### Exercise description
Copy the lines below as they are; omit the images they contain.
====== Data for processing ======
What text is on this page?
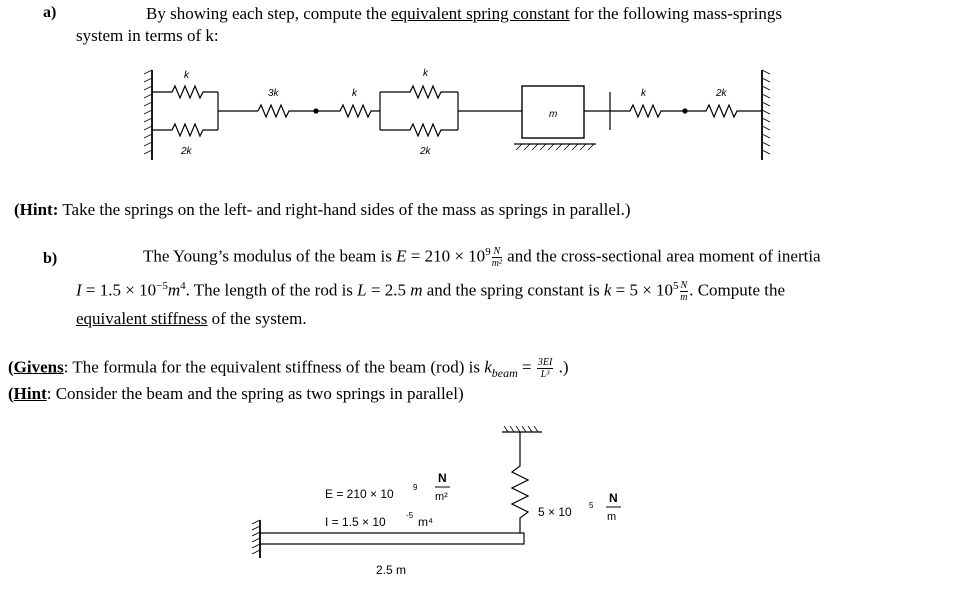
a)	By showing each step, compute the equivalent spring constant for the following mass-springs
system in terms of k:
k
2k
3k	k
k
2k
m
k	2k
(Hint: Take the springs on the left- and right-hand sides of the mass as springs in parallel.)
b)	The Young’s modulus of the beam is $E = 210 \times 10^9 \frac{N}{\text{m²}}$ and the cross-sectional area moment of inertia
$I = 1.5 \times 10^{-5}m^4$. The length of the rod is L = 2.5 m and the spring constant is $k = 5 \times 10^5 \frac{N}{m}$ . Compute the
equivalent stiffness of the system.
(Givens: The formula for the equivalent stiffness of the beam (rod) is $k_{beam} = \frac{3EI}{\text{L³}}$ .)
(Hint: Consider the beam and the spring as two springs in parallel)
E = 210 × 10 9
N
m²
I = 1.5 × 10	-5 m⁴
2.5 m
5 × 10 5
N
m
======
### Expected answer
What text is on this page?
a)	By showing each step, compute the equivalent spring constant for the following mass-springs
system in terms of k:
k
2k
3k	k
k
2k
m
k	2k
(Hint: Take the springs on the left- and right-hand sides of the mass as springs in parallel.)
b)	The Young’s modulus of the beam is $E = 210 \times 10^9 \frac{N}{\text{m²}}$ and the cross-sectional area moment of inertia
$I = 1.5 \times 10^{-5}m^4$. The length of the rod is L = 2.5 m and the spring constant is $k = 5 \times 10^5 \frac{N}{m}$ . Compute the
equivalent stiffness of the system.
(Givens: The formula for the equivalent stiffness of the beam (rod) is $k_{beam} = \frac{3EI}{\text{L³}}$ .)
(Hint: Consider the beam and the spring as two springs in parallel)
E = 210 × 10 9
N
m²
I = 1.5 × 10	-5 m⁴
2.5 m
5 × 10 5
N
m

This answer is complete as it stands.